*Task*.
In the listing below, locate the lines bearing the word "queries". Copy every one of them.

----

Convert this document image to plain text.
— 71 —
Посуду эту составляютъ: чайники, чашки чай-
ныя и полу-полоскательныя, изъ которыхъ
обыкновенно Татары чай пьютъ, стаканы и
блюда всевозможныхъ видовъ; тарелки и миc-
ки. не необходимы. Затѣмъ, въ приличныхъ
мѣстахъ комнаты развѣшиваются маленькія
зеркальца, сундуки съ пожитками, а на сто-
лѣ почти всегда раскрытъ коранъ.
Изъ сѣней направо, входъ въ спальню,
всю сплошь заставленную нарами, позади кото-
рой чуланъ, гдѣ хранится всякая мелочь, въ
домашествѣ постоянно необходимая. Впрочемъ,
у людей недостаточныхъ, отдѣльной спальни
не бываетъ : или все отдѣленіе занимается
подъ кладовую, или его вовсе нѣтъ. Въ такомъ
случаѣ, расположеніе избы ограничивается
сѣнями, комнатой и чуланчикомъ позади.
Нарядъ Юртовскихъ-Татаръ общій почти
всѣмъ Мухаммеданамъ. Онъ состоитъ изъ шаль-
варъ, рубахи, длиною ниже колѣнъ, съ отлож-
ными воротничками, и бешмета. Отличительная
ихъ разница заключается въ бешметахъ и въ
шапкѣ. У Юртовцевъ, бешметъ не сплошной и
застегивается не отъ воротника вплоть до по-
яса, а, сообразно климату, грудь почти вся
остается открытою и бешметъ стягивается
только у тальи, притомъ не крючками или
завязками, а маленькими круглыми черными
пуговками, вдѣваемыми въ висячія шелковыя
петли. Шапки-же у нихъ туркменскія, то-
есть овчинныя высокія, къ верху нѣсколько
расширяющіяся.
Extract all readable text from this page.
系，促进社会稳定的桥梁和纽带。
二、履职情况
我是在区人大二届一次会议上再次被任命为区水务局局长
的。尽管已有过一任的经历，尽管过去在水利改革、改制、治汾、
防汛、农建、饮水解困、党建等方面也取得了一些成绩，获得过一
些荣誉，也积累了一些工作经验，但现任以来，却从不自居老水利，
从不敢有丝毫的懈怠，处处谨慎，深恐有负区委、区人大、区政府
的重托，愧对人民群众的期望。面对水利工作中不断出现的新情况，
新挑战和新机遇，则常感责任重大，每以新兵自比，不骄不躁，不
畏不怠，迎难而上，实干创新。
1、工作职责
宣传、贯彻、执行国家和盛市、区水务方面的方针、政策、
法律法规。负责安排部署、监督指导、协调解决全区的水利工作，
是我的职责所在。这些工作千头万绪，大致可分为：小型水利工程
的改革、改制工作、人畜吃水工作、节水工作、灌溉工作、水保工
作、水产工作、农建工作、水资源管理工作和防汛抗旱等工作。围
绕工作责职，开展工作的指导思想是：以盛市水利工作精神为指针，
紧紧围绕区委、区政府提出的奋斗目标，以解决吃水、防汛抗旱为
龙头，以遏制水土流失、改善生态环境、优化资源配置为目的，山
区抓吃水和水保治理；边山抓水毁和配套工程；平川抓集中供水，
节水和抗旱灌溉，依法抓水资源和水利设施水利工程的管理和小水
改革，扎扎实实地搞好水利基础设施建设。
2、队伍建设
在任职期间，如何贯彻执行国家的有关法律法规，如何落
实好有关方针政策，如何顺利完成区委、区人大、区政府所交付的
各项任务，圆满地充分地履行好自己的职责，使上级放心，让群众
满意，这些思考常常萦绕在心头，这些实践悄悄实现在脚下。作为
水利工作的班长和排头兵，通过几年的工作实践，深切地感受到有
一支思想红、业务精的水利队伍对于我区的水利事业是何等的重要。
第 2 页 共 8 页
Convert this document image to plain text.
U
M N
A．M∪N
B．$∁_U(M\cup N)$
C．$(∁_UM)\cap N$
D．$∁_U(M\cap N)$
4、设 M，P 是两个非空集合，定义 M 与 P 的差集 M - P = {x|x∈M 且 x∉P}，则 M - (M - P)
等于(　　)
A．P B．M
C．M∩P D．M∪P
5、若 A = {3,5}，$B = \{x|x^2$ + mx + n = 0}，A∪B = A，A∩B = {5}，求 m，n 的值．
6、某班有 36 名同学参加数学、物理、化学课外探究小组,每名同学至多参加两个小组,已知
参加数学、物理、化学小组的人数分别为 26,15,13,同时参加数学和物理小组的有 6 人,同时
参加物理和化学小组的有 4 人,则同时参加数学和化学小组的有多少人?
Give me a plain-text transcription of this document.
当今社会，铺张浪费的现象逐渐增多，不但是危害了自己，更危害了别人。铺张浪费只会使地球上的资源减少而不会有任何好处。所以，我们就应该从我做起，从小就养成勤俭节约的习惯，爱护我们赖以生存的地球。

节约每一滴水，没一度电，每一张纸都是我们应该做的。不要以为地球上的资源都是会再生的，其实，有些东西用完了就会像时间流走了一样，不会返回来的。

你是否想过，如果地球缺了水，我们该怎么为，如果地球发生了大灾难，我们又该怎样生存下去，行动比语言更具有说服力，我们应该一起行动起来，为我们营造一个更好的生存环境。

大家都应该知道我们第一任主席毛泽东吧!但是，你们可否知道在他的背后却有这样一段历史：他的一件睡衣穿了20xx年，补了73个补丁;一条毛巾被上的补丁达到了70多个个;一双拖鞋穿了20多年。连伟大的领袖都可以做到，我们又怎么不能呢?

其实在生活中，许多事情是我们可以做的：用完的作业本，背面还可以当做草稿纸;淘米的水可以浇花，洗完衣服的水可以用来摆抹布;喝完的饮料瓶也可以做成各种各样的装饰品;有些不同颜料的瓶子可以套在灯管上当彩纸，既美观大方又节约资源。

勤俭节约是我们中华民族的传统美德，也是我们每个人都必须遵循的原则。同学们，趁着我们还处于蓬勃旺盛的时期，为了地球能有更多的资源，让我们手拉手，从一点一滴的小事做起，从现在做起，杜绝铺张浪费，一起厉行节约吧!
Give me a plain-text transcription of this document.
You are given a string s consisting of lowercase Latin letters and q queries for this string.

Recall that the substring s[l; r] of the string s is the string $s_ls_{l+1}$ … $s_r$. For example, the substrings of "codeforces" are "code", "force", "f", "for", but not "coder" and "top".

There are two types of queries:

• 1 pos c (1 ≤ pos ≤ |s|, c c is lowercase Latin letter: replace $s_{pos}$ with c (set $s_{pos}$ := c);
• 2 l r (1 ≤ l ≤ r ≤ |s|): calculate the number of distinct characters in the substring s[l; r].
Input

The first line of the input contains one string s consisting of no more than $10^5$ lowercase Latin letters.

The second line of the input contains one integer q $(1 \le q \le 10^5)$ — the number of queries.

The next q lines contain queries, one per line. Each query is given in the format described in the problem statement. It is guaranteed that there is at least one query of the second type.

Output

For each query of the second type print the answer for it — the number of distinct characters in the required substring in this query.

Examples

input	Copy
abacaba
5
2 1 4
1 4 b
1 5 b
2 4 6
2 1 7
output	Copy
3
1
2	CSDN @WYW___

----

*Exercise response*.
You are given a string s consisting of lowercase Latin letters and q queries for this string.
There are two types of queries:
The second line of the input contains one integer q $(1 \le q \le 10^5)$ — the number of queries.
The next q lines contain queries, one per line. Each query is given in the format described in the problem statement. It is guaranteed that there is at least one query of the second type.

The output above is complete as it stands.